─── GIVEN ENTRIES ───

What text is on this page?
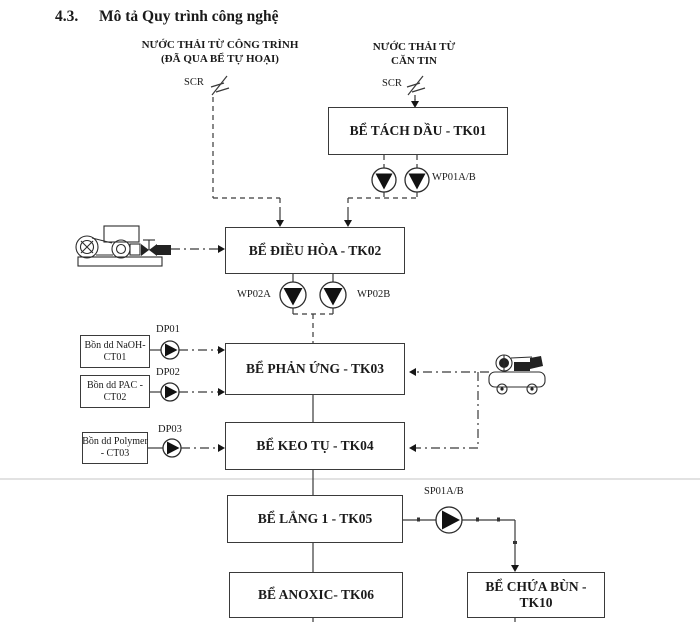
4.3. Mô tả Quy trình công nghệ
NƯỚC THẢI TỪ CÔNG TRÌNH
(ĐÃ QUA BỂ TỰ HOẠI)
SCR
NƯỚC THẢI TỪ
CĂN TIN
SCR
BỂ TÁCH DẦU - TK01
BỂ ĐIỀU HÒA - TK02
BỂ PHẢN ỨNG - TK03
BỂ KEO TỤ - TK04
BỂ LẮNG 1 - TK05
BỂ ANOXIC- TK06
BỂ CHỨA BÙN -
TK10
Bồn dd NaOH-
CT01
Bồn dd PAC -
CT02
Bồn dd Polymer
- CT03
WP01A/B
WP02A	WP02B
DP01
DP02
DP03
SP01A/B
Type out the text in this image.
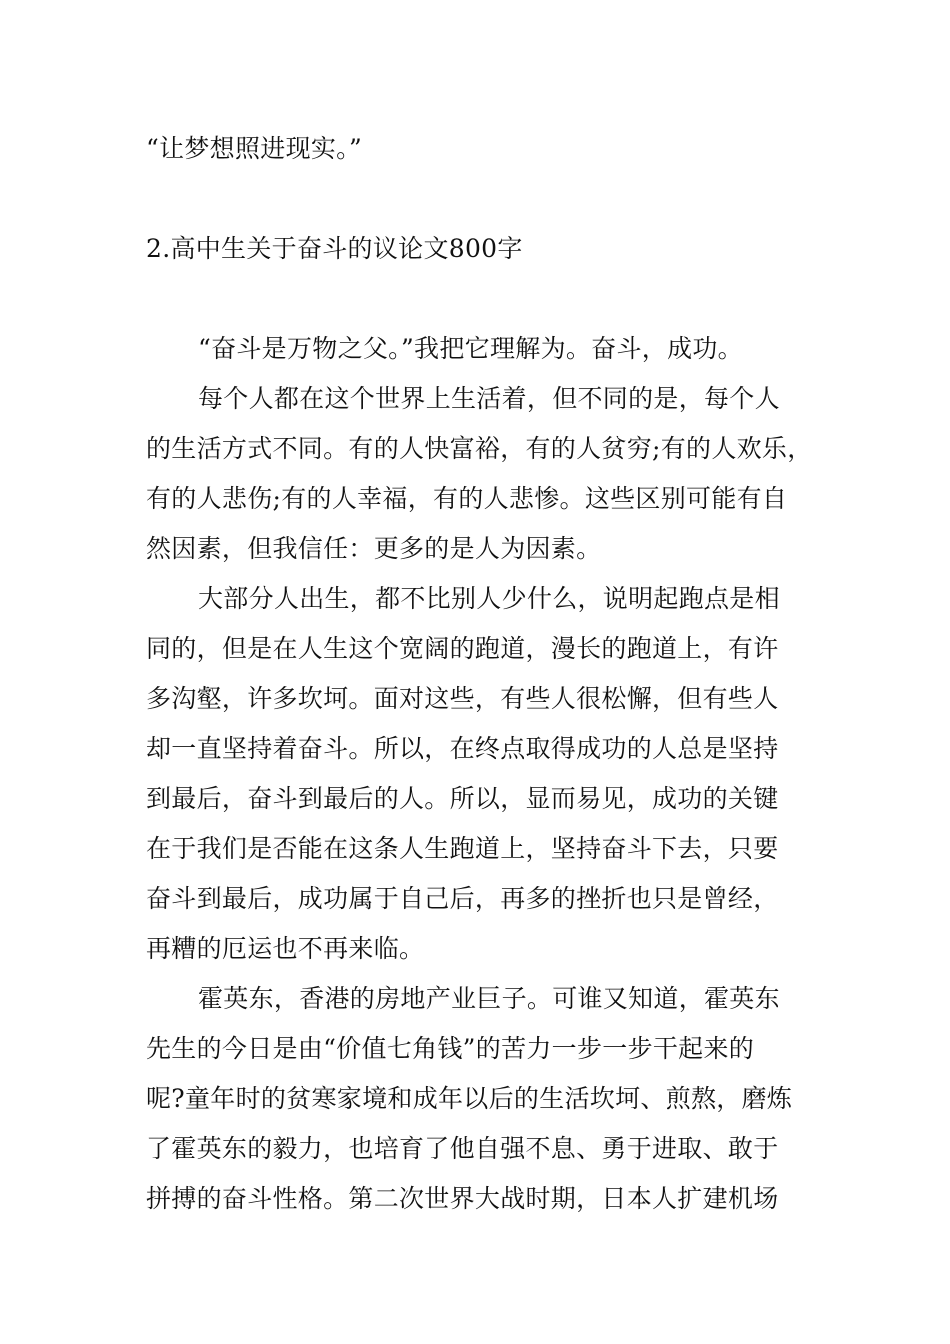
“让梦想照进现实。”
2.高中生关于奋斗的议论文800字
“奋斗是万物之父。”我把它理解为。奋斗，成功。
每个人都在这个世界上生活着，但不同的是，每个人
的生活方式不同。有的人快富裕，有的人贫穷;有的人欢乐，
有的人悲伤;有的人幸福，有的人悲惨。这些区别可能有自
然因素，但我信任：更多的是人为因素。
大部分人出生，都不比别人少什么，说明起跑点是相
同的，但是在人生这个宽阔的跑道，漫长的跑道上，有许
多沟壑，许多坎坷。面对这些，有些人很松懈，但有些人
却一直坚持着奋斗。所以，在终点取得成功的人总是坚持
到最后，奋斗到最后的人。所以，显而易见，成功的关键
在于我们是否能在这条人生跑道上，坚持奋斗下去，只要
奋斗到最后，成功属于自己后，再多的挫折也只是曾经，
再糟的厄运也不再来临。
霍英东，香港的房地产业巨子。可谁又知道，霍英东
先生的今日是由“价值七角钱”的苦力一步一步干起来的
呢?童年时的贫寒家境和成年以后的生活坎坷、煎熬，磨炼
了霍英东的毅力，也培育了他自强不息、勇于进取、敢于
拼搏的奋斗性格。第二次世界大战时期，日本人扩建机场
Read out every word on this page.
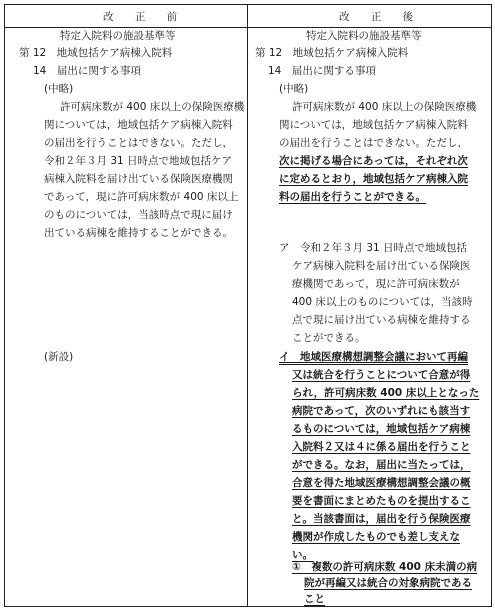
改 正 前	改 正 後
特定入院料の施設基準等
第 12　地域包括ケア病棟入院料
14　届出に関する事項
(中略)
許可病床数が 400 床以上の保険医療機
関については，地域包括ケア病棟入院料
の届出を行うことはできない。ただし，
令和２年３月 31 日時点で地域包括ケア
病棟入院料を届け出ている保険医療機関
であって，現に許可病床数が 400 床以上
のものについては，当該時点で現に届け
出ている病棟を維持することができる。
(新設)
特定入院料の施設基準等
第 12　地域包括ケア病棟入院料
14　届出に関する事項
(中略)
許可病床数が 400 床以上の保険医療機
関については，地域包括ケア病棟入院料
の届出を行うことはできない。ただし，
次に掲げる場合にあっては，それぞれ次
に定めるとおり，地域包括ケア病棟入院
料の届出を行うことができる。
ア　令和２年３月 31 日時点で地域包括
ケア病棟入院料を届け出ている保険医
療機関であって，現に許可病床数が
400 床以上のものについては，当該時
点で現に届け出ている病棟を維持する
ことができる。
イ　地域医療構想調整会議において再編
又は統合を行うことについて合意が得
られ，許可病床数 400 床以上となった
病院であって，次のいずれにも該当す
るものについては，地域包括ケア病棟
入院料２又は４に係る届出を行うこと
ができる。なお，届出に当たっては，
合意を得た地域医療構想調整会議の概
要を書面にまとめたものを提出するこ
と。当該書面は，届出を行う保険医療
機関が作成したものでも差し支えな
い。
①　複数の許可病床数 400 床未満の病
院が再編又は統合の対象病院である
こと
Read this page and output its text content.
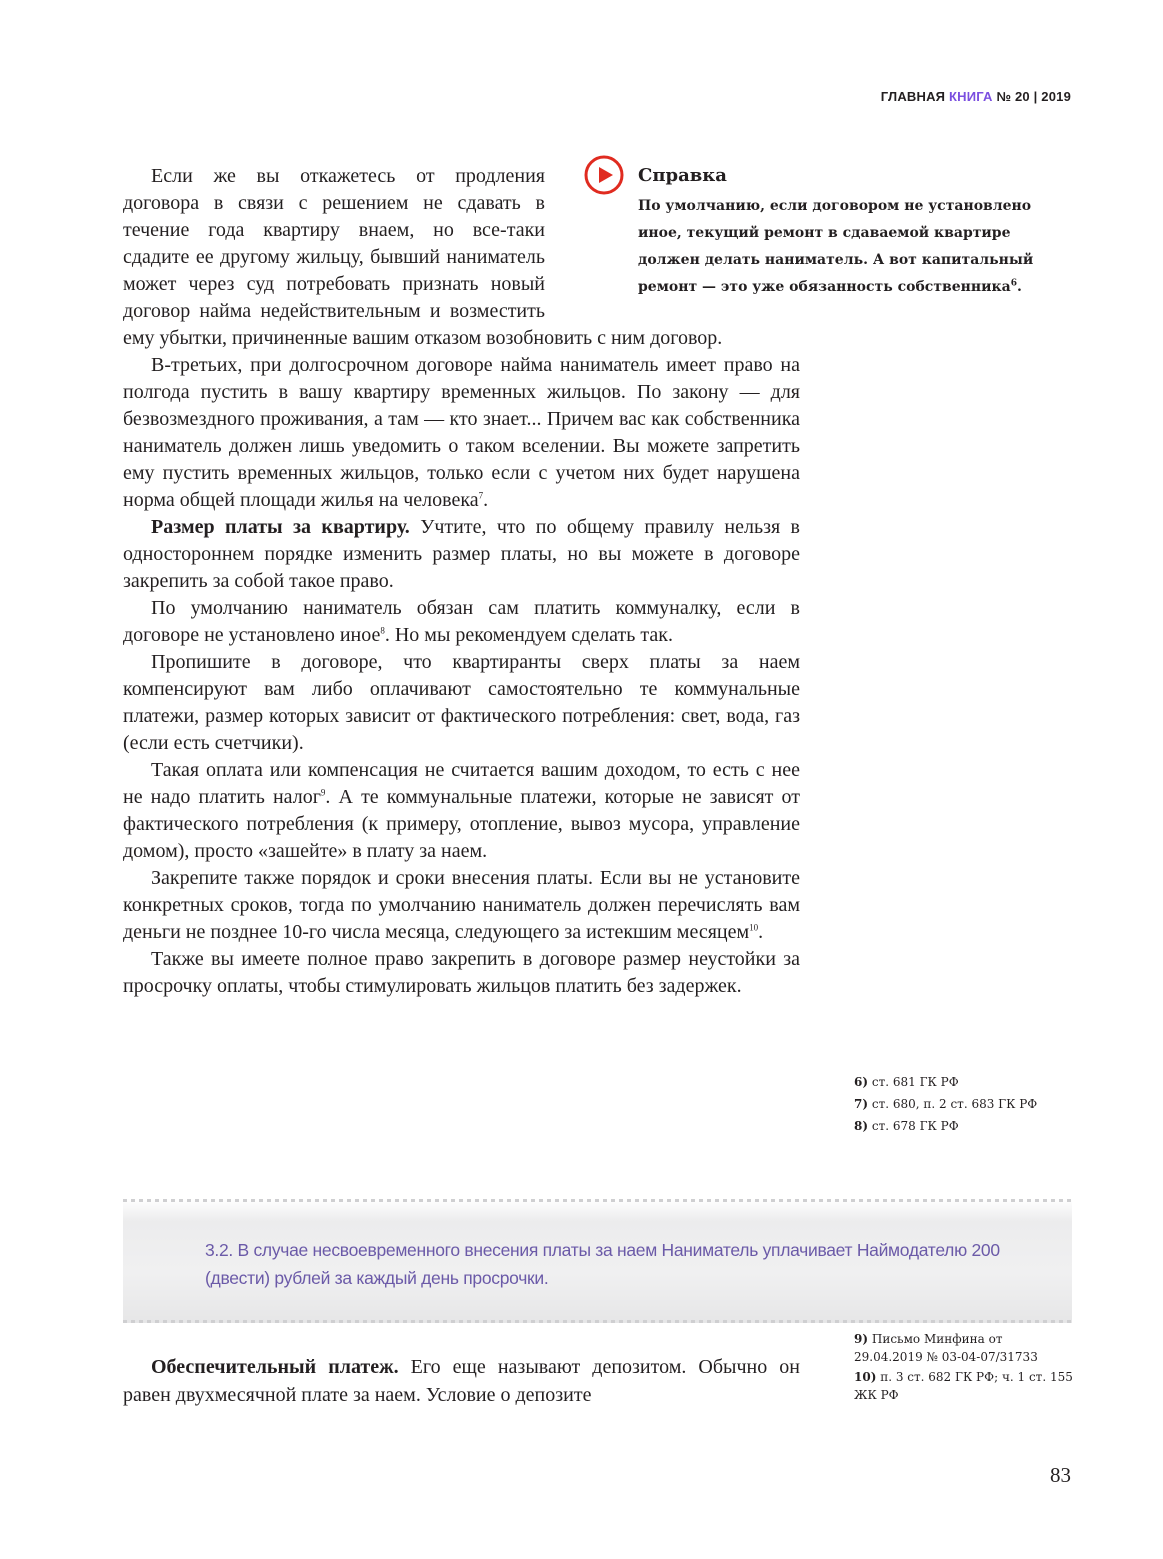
ГЛАВНАЯ КНИГА № 20 | 2019
Справка
По умолчанию, если договором не установлено иное, текущий ремонт в сдаваемой квартире должен делать наниматель. А вот капитальный ремонт — это уже обязанность собственника$^6$.

Если же вы откажетесь от продления договора в связи с решением не сдавать в течение года квартиру внаем, но все-таки сдадите ее другому жильцу, бывший наниматель может через суд потребовать признать новый договор найма недействительным и возместить ему убытки, причиненные вашим отказом возобновить с ним договор.

В-третьих, при долгосрочном договоре найма наниматель имеет право на полгода пустить в вашу квартиру временных жильцов. По закону — для безвозмездного проживания, а там — кто знает... Причем вас как собственника наниматель должен лишь уведомить о таком вселении. Вы можете запретить ему пустить временных жильцов, только если с учетом них будет нарушена норма общей площади жилья на человека$^7$.

Размер платы за квартиру. Учтите, что по общему правилу нельзя в одностороннем порядке изменить размер платы, но вы можете в договоре закрепить за собой такое право.

По умолчанию наниматель обязан сам платить коммуналку, если в договоре не установлено иное$^8$. Но мы рекомендуем сделать так.

Пропишите в договоре, что квартиранты сверх платы за наем компенсируют вам либо оплачивают самостоятельно те коммунальные платежи, размер которых зависит от фактического потребления: свет, вода, газ (если есть счетчики).

Такая оплата или компенсация не считается вашим доходом, то есть с нее не надо платить налог$^9$. А те коммунальные платежи, которые не зависят от фактического потребления (к примеру, отопление, вывоз мусора, управление домом), просто «зашейте» в плату за наем.

Закрепите также порядок и сроки внесения платы. Если вы не установите конкретных сроков, тогда по умолчанию наниматель должен перечислять вам деньги не позднее 10-го числа месяца, следующего за истекшим месяцем$^{10}$.

Также вы имеете полное право закрепить в договоре размер неустойки за просрочку оплаты, чтобы стимулировать жильцов платить без задержек.

6) ст. 681 ГК РФ
7) ст. 680, п. 2 ст. 683 ГК РФ
8) ст. 678 ГК РФ
3.2. В случае несвоевременного внесения платы за наем Наниматель уплачивает Наймодателю 200 (двести) рублей за каждый день просрочки.
9) Письмо Минфина от 29.04.2019 № 03-04-07/31733
10) п. 3 ст. 682 ГК РФ; ч. 1 ст. 155 ЖК РФ

Обеспечительный платеж. Его еще называют депозитом. Обычно он равен двухмесячной плате за наем. Условие о депозите

83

───

_AIM OF THE TASK_
Determine the number of lines in these entries that contain the word "Read", and write only that number.

_EXERCISE RESPONSE_
2